Write out every line below that contains "tissue".

(Stored data entries)
************

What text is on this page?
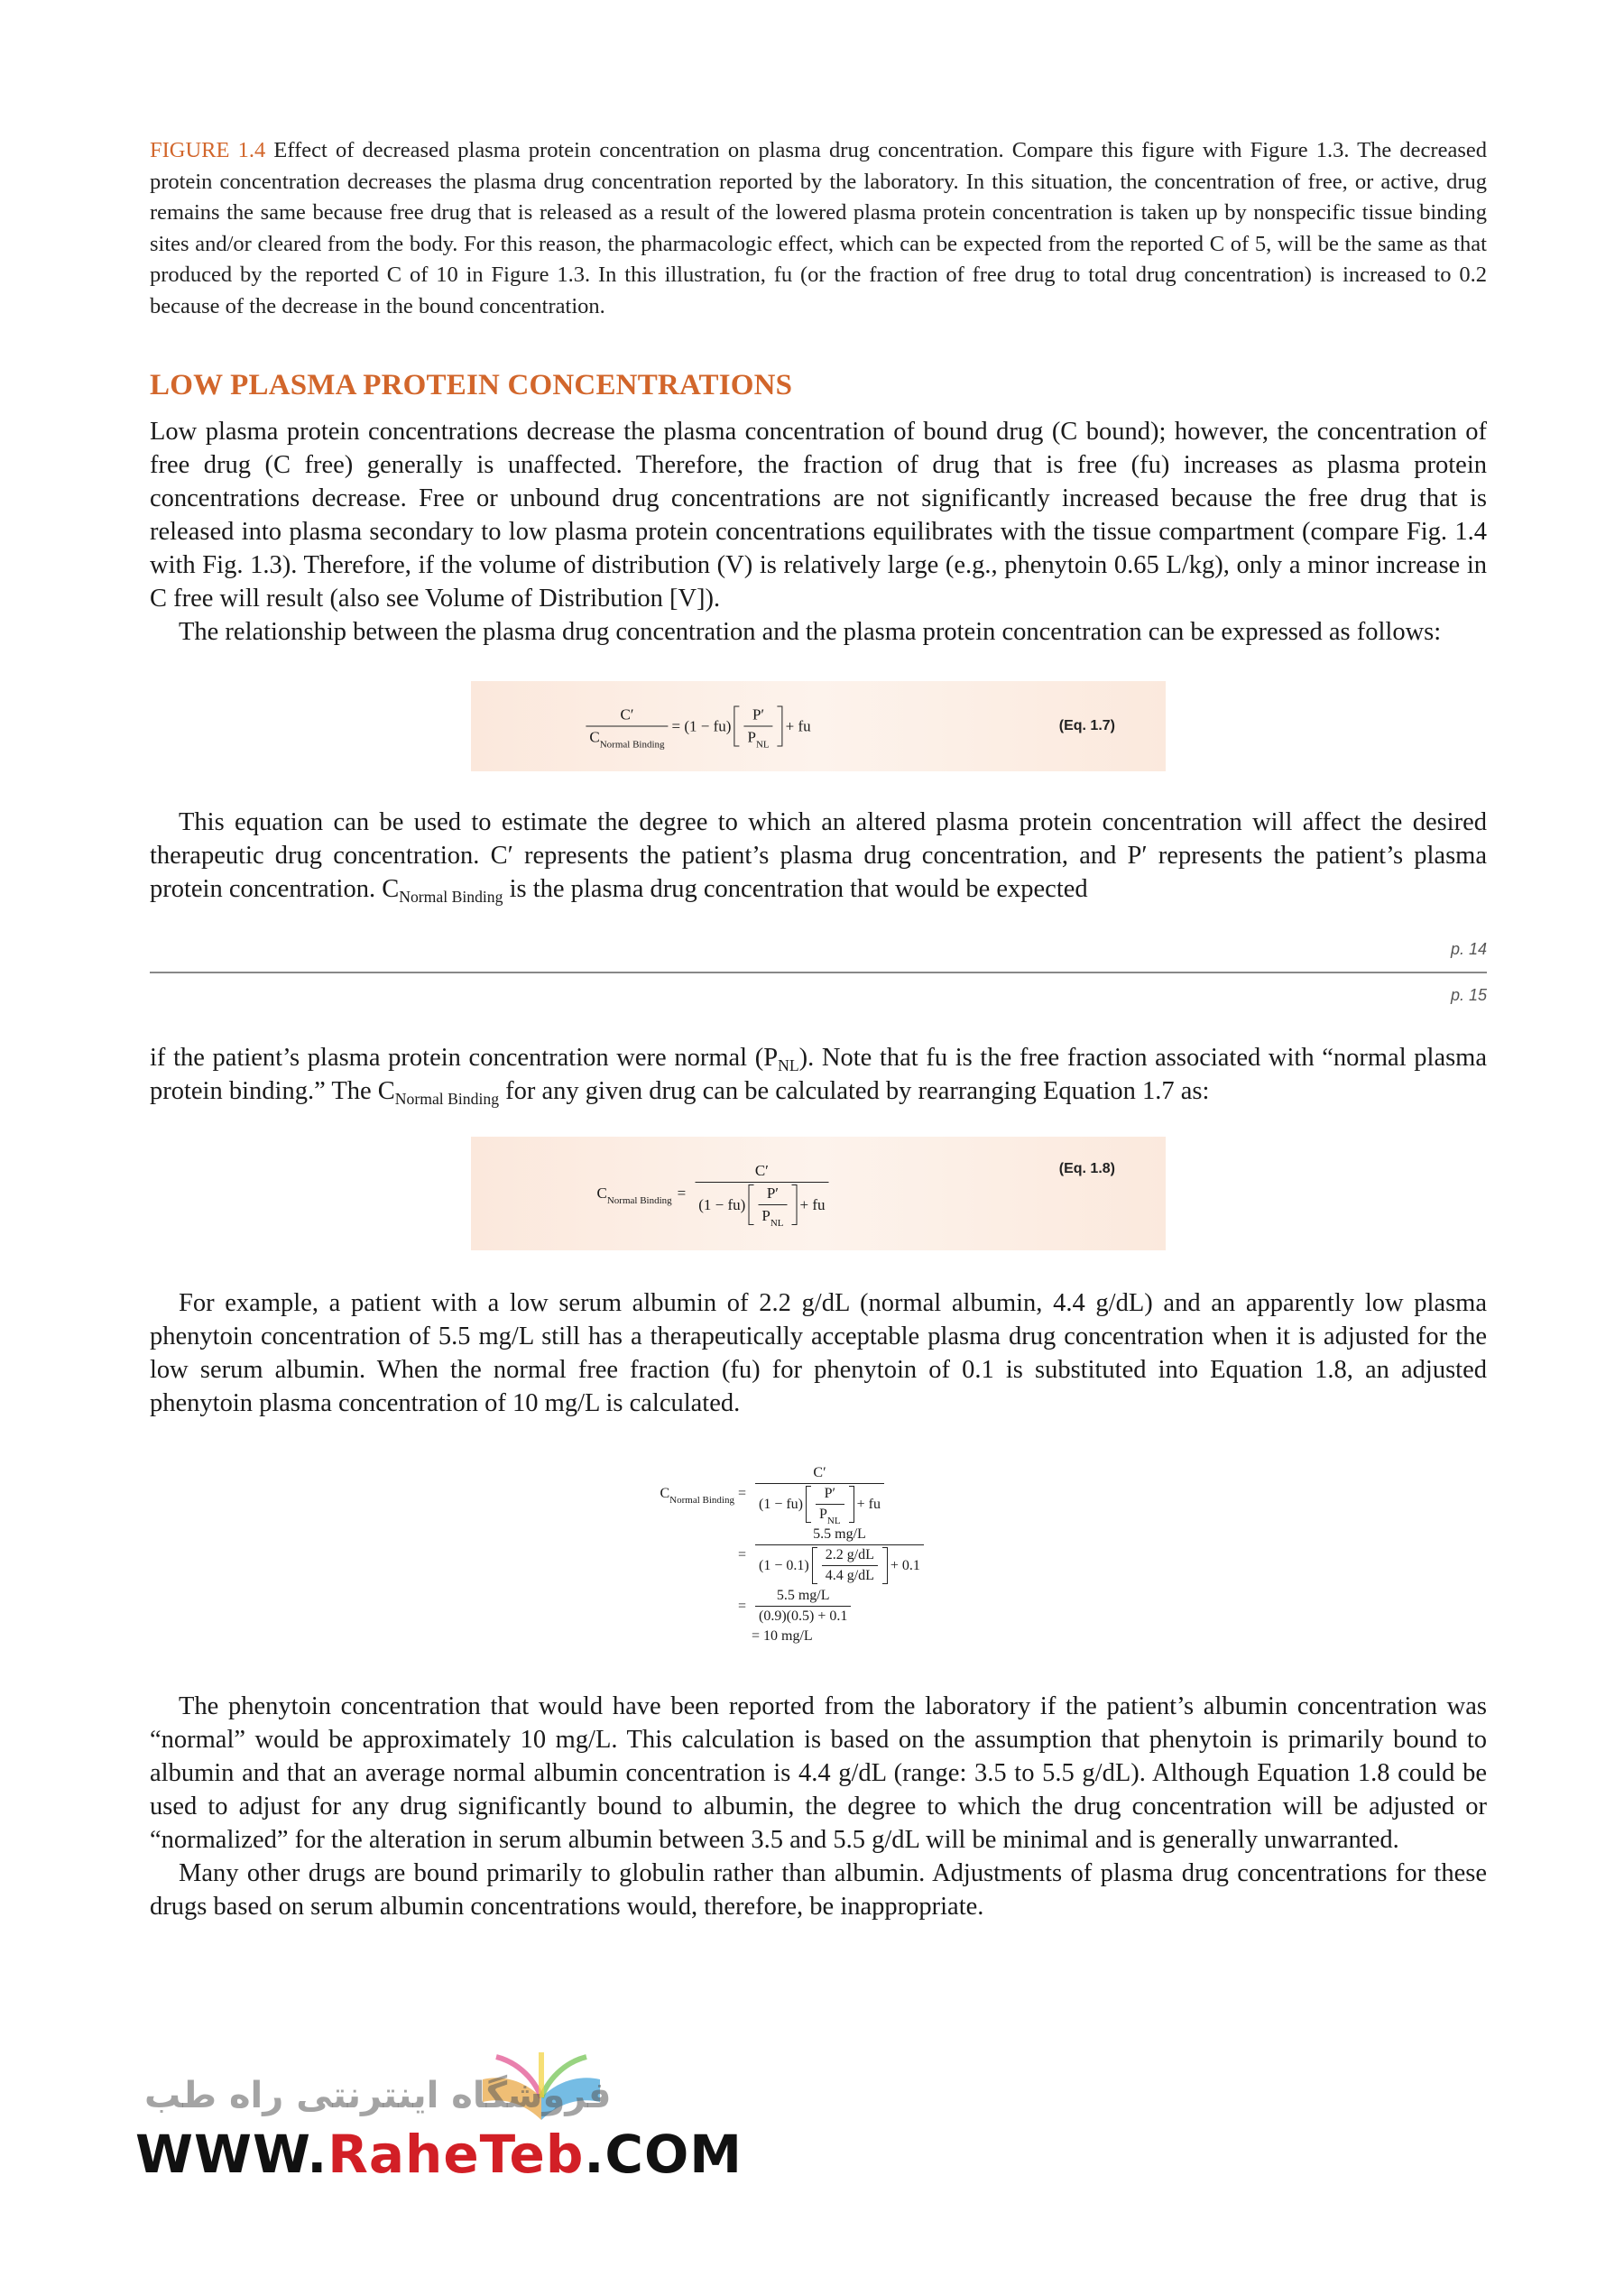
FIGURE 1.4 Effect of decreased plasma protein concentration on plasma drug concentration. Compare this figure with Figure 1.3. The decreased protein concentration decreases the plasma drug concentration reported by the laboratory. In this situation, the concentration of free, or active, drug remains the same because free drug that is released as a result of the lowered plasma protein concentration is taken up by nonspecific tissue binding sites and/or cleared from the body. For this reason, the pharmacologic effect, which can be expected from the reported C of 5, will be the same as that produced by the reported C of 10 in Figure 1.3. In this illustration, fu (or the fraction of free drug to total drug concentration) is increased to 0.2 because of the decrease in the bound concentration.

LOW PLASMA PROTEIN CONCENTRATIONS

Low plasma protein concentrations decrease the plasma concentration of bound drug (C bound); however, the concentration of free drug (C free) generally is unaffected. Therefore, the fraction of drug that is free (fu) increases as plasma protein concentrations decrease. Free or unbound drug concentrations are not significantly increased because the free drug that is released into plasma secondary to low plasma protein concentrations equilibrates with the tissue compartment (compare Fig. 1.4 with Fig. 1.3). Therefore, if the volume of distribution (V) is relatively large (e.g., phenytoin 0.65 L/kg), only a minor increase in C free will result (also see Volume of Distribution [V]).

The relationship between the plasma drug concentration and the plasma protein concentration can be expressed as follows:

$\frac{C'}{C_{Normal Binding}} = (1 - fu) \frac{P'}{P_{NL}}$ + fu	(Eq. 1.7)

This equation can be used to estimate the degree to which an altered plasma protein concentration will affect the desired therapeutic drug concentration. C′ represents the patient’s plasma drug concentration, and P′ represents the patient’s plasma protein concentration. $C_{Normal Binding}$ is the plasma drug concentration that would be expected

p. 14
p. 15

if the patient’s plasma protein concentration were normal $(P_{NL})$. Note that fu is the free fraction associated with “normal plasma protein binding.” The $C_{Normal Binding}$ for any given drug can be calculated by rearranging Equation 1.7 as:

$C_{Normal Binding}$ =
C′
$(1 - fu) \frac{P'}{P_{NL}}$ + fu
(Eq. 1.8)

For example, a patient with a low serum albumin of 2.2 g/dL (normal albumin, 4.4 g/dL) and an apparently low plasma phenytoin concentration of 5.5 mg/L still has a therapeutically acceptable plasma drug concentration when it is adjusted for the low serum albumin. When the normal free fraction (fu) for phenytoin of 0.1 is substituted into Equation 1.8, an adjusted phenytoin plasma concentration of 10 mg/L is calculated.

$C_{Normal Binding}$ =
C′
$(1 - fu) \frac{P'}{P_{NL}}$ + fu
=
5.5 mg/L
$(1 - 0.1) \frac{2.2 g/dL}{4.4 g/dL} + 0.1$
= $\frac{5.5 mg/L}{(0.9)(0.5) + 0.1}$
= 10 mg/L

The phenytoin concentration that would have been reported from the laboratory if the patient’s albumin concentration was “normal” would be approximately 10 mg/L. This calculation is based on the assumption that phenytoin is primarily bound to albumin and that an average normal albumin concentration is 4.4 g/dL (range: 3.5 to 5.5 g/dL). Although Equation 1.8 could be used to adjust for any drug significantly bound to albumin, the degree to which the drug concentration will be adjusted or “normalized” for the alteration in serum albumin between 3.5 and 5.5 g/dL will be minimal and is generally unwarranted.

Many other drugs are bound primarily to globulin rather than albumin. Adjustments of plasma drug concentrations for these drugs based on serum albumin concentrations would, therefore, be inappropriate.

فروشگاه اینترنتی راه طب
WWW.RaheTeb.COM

************

▶ _WRITTEN ANSWER_:
FIGURE 1.4 Effect of decreased plasma protein concentration on plasma drug concentration. Compare this figure with Figure 1.3. The decreased protein concentration decreases the plasma drug concentration reported by the laboratory. In this situation, the concentration of free, or active, drug remains the same because free drug that is released as a result of the lowered plasma protein concentration is taken up by nonspecific tissue binding sites and/or cleared from the body. For this reason, the pharmacologic effect, which can be expected from the reported C of 5, will be the same as that produced by the reported C of 10 in Figure 1.3. In this illustration, fu (or the fraction of free drug to total drug concentration) is increased to 0.2 because of the decrease in the bound concentration.
Low plasma protein concentrations decrease the plasma concentration of bound drug (C bound); however, the concentration of free drug (C free) generally is unaffected. Therefore, the fraction of drug that is free (fu) increases as plasma protein concentrations decrease. Free or unbound drug concentrations are not significantly increased because the free drug that is released into plasma secondary to low plasma protein concentrations equilibrates with the tissue compartment (compare Fig. 1.4 with Fig. 1.3). Therefore, if the volume of distribution (V) is relatively large (e.g., phenytoin 0.65 L/kg), only a minor increase in C free will result (also see Volume of Distribution [V]).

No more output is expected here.